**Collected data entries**
■ ■ ■
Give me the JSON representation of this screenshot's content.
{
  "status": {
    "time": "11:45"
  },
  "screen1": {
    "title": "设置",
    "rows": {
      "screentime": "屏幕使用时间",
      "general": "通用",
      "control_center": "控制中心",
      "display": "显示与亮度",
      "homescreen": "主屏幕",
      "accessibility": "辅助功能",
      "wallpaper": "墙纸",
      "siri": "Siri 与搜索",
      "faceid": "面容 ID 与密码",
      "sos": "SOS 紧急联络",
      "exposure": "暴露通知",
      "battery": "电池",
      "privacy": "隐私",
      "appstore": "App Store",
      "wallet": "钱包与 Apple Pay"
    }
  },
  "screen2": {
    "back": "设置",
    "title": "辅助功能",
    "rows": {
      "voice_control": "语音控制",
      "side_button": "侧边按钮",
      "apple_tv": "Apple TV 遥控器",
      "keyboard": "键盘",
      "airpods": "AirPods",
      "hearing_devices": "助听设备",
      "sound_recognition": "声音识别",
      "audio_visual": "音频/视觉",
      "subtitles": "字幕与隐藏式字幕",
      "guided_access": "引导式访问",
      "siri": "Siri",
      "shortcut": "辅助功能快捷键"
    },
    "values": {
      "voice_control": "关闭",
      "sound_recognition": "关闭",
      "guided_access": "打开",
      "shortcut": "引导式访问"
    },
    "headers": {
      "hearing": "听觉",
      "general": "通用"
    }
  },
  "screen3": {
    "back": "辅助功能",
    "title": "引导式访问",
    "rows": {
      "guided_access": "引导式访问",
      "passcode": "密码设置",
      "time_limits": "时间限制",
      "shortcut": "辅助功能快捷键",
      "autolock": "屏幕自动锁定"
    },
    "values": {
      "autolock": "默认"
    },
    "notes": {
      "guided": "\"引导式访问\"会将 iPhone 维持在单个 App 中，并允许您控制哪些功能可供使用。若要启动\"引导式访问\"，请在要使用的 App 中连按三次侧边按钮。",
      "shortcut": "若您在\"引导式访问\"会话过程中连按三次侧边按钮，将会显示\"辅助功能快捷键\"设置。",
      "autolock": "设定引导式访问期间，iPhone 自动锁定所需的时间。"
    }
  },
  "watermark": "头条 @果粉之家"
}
■ ■ ■
**Problem requirements**
From the entries above, select each line containing the string "iPhone".

**Result for this exercise**
      "guided": "\"引导式访问\"会将 iPhone 维持在单个 App 中，并允许您控制哪些功能可供使用。若要启动\"引导式访问\"，请在要使用的 App 中连按三次侧边按钮。",
      "autolock": "设定引导式访问期间，iPhone 自动锁定所需的时间。"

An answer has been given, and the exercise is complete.